GIVEN REQUEST -> Return each entry exactly, with none missing.

DATA TO PROCESS ->
## BEGIN

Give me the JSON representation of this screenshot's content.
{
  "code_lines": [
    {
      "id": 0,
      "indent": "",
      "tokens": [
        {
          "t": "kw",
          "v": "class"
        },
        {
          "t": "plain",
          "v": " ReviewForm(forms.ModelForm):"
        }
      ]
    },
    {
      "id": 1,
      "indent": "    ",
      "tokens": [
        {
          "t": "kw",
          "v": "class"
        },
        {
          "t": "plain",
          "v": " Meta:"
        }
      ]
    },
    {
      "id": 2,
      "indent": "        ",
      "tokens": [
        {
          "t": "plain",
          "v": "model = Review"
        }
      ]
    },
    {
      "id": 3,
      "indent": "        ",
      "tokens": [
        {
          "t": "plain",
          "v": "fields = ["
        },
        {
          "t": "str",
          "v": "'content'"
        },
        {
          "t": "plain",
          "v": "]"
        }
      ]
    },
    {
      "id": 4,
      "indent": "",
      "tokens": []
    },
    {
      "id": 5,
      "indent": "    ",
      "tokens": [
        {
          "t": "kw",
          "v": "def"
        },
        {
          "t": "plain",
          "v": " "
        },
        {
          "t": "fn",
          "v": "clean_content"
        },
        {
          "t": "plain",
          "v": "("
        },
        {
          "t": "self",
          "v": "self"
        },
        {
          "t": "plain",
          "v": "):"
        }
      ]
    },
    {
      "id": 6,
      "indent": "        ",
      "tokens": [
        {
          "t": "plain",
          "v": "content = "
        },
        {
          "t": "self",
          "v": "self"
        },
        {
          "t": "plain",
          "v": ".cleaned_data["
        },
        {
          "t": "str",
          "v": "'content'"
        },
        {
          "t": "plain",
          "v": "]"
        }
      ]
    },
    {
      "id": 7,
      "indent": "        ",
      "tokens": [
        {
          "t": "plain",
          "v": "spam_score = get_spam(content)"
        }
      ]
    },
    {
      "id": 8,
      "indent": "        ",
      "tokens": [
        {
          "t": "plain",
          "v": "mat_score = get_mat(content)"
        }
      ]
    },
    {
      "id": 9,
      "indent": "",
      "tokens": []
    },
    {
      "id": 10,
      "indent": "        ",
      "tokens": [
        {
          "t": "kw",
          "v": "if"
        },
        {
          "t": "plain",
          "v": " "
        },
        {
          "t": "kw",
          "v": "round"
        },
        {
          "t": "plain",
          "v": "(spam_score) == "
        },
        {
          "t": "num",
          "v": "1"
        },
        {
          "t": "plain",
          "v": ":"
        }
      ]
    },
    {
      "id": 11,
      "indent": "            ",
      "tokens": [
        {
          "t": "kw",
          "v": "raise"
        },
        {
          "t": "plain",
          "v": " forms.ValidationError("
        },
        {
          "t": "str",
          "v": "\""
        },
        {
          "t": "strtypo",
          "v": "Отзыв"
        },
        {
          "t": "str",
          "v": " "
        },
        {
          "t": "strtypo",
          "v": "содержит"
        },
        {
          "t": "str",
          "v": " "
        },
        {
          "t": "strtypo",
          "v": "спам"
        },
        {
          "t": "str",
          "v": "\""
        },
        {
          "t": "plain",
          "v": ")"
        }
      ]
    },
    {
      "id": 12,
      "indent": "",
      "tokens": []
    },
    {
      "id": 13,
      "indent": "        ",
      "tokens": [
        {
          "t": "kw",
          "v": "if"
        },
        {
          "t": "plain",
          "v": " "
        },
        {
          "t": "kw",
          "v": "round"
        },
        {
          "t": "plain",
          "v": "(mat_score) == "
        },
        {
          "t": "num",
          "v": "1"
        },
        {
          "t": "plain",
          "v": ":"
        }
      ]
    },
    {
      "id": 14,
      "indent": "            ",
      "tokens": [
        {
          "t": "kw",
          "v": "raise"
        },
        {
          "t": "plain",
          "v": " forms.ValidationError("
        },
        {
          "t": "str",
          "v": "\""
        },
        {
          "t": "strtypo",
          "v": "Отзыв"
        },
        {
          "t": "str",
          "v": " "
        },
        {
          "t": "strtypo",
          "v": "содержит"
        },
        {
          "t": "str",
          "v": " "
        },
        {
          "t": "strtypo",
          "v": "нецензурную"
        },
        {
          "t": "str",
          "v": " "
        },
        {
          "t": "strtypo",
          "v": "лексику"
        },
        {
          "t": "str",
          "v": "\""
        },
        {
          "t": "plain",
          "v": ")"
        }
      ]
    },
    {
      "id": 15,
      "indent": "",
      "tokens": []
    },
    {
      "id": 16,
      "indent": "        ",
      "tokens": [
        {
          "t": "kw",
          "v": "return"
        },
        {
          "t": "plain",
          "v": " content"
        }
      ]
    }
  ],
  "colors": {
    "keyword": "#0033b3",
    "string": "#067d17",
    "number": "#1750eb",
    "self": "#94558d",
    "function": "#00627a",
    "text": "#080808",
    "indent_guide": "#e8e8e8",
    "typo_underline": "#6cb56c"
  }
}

## END

COMPLETED TASK ->
Give me the JSON representation of this screenshot's content.
{
  "code_lines": [
    {
      "id": 0,
      "indent": "",
      "tokens": [
        {
          "t": "kw",
          "v": "class"
        },
        {
          "t": "plain",
          "v": " ReviewForm(forms.ModelForm):"
        }
      ]
    },
    {
      "id": 1,
      "indent": "    ",
      "tokens": [
        {
          "t": "kw",
          "v": "class"
        },
        {
          "t": "plain",
          "v": " Meta:"
        }
      ]
    },
    {
      "id": 2,
      "indent": "        ",
      "tokens": [
        {
          "t": "plain",
          "v": "model = Review"
        }
      ]
    },
    {
      "id": 3,
      "indent": "        ",
      "tokens": [
        {
          "t": "plain",
          "v": "fields = ["
        },
        {
          "t": "str",
          "v": "'content'"
        },
        {
          "t": "plain",
          "v": "]"
        }
      ]
    },
    {
      "id": 4,
      "indent": "",
      "tokens": []
    },
    {
      "id": 5,
      "indent": "    ",
      "tokens": [
        {
          "t": "kw",
          "v": "def"
        },
        {
          "t": "plain",
          "v": " "
        },
        {
          "t": "fn",
          "v": "clean_content"
        },
        {
          "t": "plain",
          "v": "("
        },
        {
          "t": "self",
          "v": "self"
        },
        {
          "t": "plain",
          "v": "):"
        }
      ]
    },
    {
      "id": 6,
      "indent": "        ",
      "tokens": [
        {
          "t": "plain",
          "v": "content = "
        },
        {
          "t": "self",
          "v": "self"
        },
        {
          "t": "plain",
          "v": ".cleaned_data["
        },
        {
          "t": "str",
          "v": "'content'"
        },
        {
          "t": "plain",
          "v": "]"
        }
      ]
    },
    {
      "id": 7,
      "indent": "        ",
      "tokens": [
        {
          "t": "plain",
          "v": "spam_score = get_spam(content)"
        }
      ]
    },
    {
      "id": 8,
      "indent": "        ",
      "tokens": [
        {
          "t": "plain",
          "v": "mat_score = get_mat(content)"
        }
      ]
    },
    {
      "id": 9,
      "indent": "",
      "tokens": []
    },
    {
      "id": 10,
      "indent": "        ",
      "tokens": [
        {
          "t": "kw",
          "v": "if"
        },
        {
          "t": "plain",
          "v": " "
        },
        {
          "t": "kw",
          "v": "round"
        },
        {
          "t": "plain",
          "v": "(spam_score) == "
        },
        {
          "t": "num",
          "v": "1"
        },
        {
          "t": "plain",
          "v": ":"
        }
      ]
    },
    {
      "id": 11,
      "indent": "            ",
      "tokens": [
        {
          "t": "kw",
          "v": "raise"
        },
        {
          "t": "plain",
          "v": " forms.ValidationError("
        },
        {
          "t": "str",
          "v": "\""
        },
        {
          "t": "strtypo",
          "v": "Отзыв"
        },
        {
          "t": "str",
          "v": " "
        },
        {
          "t": "strtypo",
          "v": "содержит"
        },
        {
          "t": "str",
          "v": " "
        },
        {
          "t": "strtypo",
          "v": "спам"
        },
        {
          "t": "str",
          "v": "\""
        },
        {
          "t": "plain",
          "v": ")"
        }
      ]
    },
    {
      "id": 12,
      "indent": "",
      "tokens": []
    },
    {
      "id": 13,
      "indent": "        ",
      "tokens": [
        {
          "t": "kw",
          "v": "if"
        },
        {
          "t": "plain",
          "v": " "
        },
        {
          "t": "kw",
          "v": "round"
        },
        {
          "t": "plain",
          "v": "(mat_score) == "
        },
        {
          "t": "num",
          "v": "1"
        },
        {
          "t": "plain",
          "v": ":"
        }
      ]
    },
    {
      "id": 14,
      "indent": "            ",
      "tokens": [
        {
          "t": "kw",
          "v": "raise"
        },
        {
          "t": "plain",
          "v": " forms.ValidationError("
        },
        {
          "t": "str",
          "v": "\""
        },
        {
          "t": "strtypo",
          "v": "Отзыв"
        },
        {
          "t": "str",
          "v": " "
        },
        {
          "t": "strtypo",
          "v": "содержит"
        },
        {
          "t": "str",
          "v": " "
        },
        {
          "t": "strtypo",
          "v": "нецензурную"
        },
        {
          "t": "str",
          "v": " "
        },
        {
          "t": "strtypo",
          "v": "лексику"
        },
        {
          "t": "str",
          "v": "\""
        },
        {
          "t": "plain",
          "v": ")"
        }
      ]
    },
    {
      "id": 15,
      "indent": "",
      "tokens": []
    },
    {
      "id": 16,
      "indent": "        ",
      "tokens": [
        {
          "t": "kw",
          "v": "return"
        },
        {
          "t": "plain",
          "v": " content"
        }
      ]
    }
  ],
  "colors": {
    "keyword": "#0033b3",
    "string": "#067d17",
    "number": "#1750eb",
    "self": "#94558d",
    "function": "#00627a",
    "text": "#080808",
    "indent_guide": "#e8e8e8",
    "typo_underline": "#6cb56c"
  }
}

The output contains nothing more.